(What is required) Reproduce the records below exactly, leaving out any pictures.
▽
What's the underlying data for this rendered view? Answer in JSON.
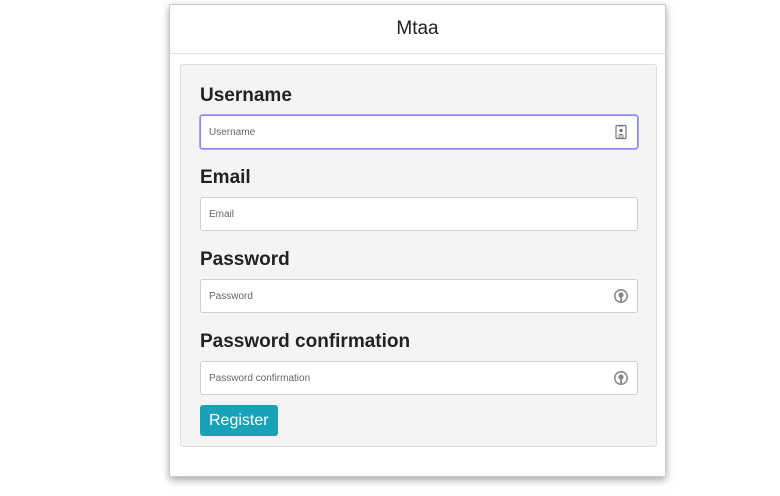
{
  "header": {
    "title": "Mtaa"
  },
  "form": {
    "username": {
      "label": "Username",
      "placeholder": "Username",
      "value": "",
      "icon": "contact-card-icon"
    },
    "email": {
      "label": "Email",
      "placeholder": "Email",
      "value": ""
    },
    "password": {
      "label": "Password",
      "placeholder": "Password",
      "value": "",
      "icon": "password-key-icon"
    },
    "password_confirmation": {
      "label": "Password confirmation",
      "placeholder": "Password confirmation",
      "value": "",
      "icon": "password-key-icon"
    },
    "submit_label": "Register"
  },
  "colors": {
    "accent": "#17a2b8",
    "focus_border": "#8d8bf0",
    "panel_background": "#f4f4f4"
  }
}
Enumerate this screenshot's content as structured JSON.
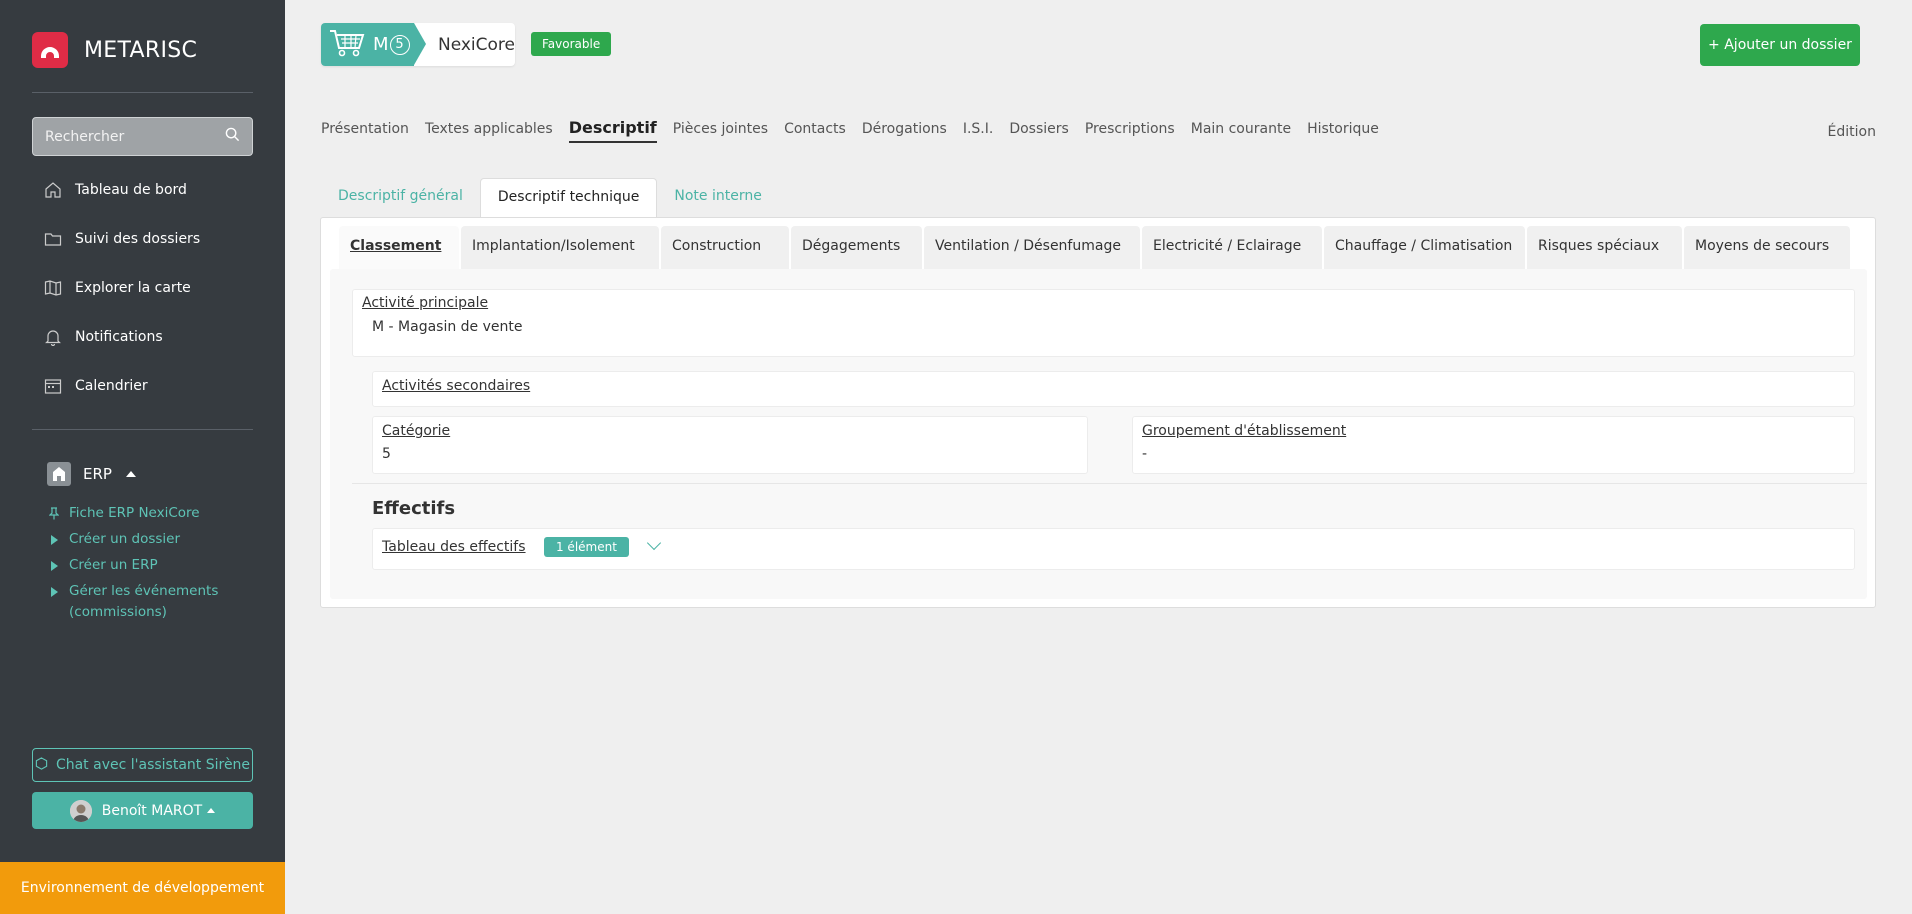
△
(Answer below)
What's the underlying data for this rendered view? Answer in JSON.
{
  "header": {
    "title": "Mtaa"
  },
  "form": {
    "username": {
      "label": "Username",
      "placeholder": "Username",
      "value": "",
      "icon": "contact-card-icon"
    },
    "email": {
      "label": "Email",
      "placeholder": "Email",
      "value": ""
    },
    "password": {
      "label": "Password",
      "placeholder": "Password",
      "value": "",
      "icon": "password-key-icon"
    },
    "password_confirmation": {
      "label": "Password confirmation",
      "placeholder": "Password confirmation",
      "value": "",
      "icon": "password-key-icon"
    },
    "submit_label": "Register"
  },
  "colors": {
    "accent": "#17a2b8",
    "focus_border": "#8d8bf0",
    "panel_background": "#f4f4f4"
  }
}
Enumerate this screenshot's content as structured JSON.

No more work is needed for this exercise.